* SHORT EXERCISE *
In the listing that follows, count every line with the word "scans" in it and write only the total.

* DATA FOR PROCESSING *
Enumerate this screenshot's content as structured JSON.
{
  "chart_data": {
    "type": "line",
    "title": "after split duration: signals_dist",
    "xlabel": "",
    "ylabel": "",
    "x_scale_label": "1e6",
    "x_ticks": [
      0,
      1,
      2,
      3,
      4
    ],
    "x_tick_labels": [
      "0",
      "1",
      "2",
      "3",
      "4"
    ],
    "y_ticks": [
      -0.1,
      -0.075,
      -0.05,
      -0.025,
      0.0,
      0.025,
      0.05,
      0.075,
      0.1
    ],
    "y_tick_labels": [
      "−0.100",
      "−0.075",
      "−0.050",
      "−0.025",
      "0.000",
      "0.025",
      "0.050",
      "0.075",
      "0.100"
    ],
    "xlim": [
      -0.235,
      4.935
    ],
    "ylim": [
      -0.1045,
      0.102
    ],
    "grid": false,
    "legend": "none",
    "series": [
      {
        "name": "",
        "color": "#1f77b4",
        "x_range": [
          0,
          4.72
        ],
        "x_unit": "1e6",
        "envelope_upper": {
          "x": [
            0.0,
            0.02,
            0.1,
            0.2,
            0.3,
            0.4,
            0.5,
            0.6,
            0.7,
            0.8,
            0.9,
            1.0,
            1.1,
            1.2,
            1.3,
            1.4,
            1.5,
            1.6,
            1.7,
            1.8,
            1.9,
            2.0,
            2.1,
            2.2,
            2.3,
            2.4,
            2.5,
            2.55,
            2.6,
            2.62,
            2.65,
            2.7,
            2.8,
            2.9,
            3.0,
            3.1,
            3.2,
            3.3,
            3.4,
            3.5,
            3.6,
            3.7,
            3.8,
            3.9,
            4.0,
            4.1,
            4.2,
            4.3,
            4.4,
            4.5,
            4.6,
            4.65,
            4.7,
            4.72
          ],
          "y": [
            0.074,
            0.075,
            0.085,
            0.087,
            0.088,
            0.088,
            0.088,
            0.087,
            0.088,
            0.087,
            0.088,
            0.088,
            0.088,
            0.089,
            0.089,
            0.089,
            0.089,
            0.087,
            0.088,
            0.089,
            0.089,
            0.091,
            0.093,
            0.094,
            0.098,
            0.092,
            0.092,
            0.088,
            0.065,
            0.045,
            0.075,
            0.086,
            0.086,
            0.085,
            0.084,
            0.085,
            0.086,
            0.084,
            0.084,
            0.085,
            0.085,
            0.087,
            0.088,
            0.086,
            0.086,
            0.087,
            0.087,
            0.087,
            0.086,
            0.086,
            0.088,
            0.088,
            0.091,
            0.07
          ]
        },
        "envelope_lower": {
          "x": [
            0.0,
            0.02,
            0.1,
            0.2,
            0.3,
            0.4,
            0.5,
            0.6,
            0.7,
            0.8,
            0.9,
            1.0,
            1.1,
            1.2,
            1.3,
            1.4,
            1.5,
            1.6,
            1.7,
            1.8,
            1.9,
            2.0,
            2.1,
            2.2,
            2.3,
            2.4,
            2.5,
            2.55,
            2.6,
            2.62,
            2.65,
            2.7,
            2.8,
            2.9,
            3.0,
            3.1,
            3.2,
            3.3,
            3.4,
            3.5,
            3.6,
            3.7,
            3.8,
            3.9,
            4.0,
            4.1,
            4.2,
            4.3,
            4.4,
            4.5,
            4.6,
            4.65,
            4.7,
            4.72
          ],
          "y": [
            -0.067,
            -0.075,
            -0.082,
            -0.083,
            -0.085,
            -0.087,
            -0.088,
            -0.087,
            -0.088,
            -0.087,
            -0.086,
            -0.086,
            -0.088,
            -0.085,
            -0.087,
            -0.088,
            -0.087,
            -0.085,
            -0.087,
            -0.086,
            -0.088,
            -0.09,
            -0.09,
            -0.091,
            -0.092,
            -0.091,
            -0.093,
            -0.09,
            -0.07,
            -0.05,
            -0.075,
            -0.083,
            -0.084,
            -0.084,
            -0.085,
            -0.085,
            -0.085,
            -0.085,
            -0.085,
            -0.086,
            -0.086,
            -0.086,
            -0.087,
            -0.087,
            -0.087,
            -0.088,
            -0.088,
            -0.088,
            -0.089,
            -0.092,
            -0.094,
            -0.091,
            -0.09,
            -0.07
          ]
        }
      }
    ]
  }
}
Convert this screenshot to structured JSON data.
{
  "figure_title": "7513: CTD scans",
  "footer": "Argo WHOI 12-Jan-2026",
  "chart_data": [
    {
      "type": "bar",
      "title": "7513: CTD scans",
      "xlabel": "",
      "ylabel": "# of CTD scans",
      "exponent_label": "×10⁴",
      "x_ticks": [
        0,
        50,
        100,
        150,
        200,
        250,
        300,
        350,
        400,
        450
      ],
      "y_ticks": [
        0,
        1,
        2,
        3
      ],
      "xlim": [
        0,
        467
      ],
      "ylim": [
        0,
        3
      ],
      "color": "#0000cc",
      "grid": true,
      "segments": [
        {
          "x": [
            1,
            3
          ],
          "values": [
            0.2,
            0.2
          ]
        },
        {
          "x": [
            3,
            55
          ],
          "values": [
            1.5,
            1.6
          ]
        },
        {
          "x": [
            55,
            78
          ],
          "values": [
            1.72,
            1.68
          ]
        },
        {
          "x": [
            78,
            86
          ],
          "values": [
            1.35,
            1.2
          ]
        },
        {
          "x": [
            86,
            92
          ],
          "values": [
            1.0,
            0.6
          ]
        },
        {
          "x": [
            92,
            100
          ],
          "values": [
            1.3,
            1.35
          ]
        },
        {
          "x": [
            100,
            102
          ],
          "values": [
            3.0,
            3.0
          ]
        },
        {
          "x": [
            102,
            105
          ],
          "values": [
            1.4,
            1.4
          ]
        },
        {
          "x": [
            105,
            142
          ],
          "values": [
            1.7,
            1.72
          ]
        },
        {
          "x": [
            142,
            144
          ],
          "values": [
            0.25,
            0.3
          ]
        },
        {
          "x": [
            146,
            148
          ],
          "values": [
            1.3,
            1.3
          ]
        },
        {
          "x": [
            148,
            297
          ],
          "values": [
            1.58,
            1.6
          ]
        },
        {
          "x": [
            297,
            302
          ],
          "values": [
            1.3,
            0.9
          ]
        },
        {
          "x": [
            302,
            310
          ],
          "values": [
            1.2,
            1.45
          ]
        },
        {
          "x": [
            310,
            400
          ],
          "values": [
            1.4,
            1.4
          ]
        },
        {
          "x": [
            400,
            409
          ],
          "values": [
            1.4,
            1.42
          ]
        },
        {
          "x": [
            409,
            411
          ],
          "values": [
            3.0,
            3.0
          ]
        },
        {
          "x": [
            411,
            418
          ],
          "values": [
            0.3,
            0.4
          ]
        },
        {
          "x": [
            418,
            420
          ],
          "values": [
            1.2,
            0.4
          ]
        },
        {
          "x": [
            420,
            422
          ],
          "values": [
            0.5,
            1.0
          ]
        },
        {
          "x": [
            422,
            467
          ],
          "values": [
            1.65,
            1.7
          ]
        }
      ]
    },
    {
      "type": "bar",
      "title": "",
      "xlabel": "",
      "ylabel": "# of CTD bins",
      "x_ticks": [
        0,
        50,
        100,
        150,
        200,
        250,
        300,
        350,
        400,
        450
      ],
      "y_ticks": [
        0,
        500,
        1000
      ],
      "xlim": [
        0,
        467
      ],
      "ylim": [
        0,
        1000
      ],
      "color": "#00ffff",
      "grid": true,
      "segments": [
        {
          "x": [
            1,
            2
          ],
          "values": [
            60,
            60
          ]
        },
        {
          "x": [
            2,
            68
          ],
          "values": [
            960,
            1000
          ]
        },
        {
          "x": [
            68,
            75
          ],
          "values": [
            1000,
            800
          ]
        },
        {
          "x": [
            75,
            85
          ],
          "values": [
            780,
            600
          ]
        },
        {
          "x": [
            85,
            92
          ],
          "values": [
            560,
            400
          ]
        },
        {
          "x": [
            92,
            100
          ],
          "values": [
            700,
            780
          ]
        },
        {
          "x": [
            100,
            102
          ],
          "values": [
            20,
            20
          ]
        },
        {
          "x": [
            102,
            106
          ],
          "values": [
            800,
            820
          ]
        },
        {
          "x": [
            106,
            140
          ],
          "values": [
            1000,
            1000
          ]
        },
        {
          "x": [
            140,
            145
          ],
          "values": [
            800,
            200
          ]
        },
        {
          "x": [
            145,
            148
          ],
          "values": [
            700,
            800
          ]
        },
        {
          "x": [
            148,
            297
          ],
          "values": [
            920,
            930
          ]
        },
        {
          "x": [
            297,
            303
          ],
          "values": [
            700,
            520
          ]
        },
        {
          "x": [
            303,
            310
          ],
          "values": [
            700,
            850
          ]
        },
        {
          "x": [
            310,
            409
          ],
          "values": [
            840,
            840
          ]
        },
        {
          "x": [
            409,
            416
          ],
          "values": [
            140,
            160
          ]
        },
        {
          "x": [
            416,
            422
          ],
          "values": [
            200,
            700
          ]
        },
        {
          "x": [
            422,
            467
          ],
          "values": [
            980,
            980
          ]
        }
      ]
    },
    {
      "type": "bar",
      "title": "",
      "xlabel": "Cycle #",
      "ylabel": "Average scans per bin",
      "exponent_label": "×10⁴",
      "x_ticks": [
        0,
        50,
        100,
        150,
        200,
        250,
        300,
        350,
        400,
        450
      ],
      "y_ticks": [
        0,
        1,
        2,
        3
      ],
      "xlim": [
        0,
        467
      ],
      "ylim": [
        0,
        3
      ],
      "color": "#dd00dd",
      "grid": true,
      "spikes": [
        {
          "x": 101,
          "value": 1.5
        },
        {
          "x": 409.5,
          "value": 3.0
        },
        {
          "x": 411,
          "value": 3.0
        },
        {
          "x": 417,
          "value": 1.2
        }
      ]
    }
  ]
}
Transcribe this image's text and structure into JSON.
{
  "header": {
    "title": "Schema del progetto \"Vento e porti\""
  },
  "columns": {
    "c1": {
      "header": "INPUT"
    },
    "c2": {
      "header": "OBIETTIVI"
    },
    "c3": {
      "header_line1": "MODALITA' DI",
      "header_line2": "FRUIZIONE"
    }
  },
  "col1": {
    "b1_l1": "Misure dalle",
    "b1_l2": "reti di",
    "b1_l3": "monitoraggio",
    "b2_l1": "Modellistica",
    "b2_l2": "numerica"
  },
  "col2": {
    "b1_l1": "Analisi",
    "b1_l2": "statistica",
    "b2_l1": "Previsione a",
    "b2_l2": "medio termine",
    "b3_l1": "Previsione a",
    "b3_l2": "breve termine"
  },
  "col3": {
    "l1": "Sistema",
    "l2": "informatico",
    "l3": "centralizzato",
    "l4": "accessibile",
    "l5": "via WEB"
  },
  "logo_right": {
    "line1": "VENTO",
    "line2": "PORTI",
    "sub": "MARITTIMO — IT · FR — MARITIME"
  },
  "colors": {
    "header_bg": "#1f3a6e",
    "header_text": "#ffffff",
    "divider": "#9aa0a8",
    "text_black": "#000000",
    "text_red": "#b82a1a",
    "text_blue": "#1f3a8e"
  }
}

* SOLVED PROBLEM *
4